* [Written request]: Go through the records and extract every line with the word "Refresh".

* [Information shown]:
::::::::::

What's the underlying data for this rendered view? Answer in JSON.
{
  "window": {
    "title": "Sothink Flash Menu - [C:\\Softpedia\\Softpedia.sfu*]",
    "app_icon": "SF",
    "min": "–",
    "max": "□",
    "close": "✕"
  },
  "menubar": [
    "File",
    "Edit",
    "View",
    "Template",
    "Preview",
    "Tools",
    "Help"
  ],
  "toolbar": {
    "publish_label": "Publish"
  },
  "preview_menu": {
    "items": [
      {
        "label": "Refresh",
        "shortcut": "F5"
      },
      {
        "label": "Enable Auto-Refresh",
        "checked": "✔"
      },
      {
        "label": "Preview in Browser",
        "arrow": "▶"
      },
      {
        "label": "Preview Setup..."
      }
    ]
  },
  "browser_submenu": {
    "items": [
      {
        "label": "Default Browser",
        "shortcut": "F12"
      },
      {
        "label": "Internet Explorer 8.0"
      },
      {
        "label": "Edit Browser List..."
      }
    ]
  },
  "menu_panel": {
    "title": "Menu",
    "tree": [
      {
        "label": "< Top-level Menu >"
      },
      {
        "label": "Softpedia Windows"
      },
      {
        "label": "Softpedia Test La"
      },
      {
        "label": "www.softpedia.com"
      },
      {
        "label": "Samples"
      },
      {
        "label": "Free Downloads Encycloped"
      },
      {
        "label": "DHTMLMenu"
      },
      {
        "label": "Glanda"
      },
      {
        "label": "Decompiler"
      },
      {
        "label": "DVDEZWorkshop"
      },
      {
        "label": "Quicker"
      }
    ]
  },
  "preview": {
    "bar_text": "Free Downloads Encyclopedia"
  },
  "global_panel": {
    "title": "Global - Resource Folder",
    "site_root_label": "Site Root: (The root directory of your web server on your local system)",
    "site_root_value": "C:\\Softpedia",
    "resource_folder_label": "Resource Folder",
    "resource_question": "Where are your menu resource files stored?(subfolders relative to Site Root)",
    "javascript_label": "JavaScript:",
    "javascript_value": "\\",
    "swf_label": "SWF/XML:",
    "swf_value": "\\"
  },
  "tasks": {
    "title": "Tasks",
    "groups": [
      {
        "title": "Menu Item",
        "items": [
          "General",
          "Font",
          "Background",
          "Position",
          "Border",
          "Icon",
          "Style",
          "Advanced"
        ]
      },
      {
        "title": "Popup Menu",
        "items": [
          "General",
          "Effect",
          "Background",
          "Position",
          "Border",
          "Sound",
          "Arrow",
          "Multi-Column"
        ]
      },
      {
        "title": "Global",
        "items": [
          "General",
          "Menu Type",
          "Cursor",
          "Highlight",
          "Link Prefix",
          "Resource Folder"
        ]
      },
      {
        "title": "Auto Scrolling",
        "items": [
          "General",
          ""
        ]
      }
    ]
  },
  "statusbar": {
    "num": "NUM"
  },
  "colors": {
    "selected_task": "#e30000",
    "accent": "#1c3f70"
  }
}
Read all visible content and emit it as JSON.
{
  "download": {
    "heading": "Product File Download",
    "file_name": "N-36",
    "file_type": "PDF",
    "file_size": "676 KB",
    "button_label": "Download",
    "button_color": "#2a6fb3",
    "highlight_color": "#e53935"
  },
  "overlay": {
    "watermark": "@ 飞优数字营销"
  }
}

::::::::::

* [Response]:
        "label": "Refresh",
        "label": "Enable Auto-Refresh",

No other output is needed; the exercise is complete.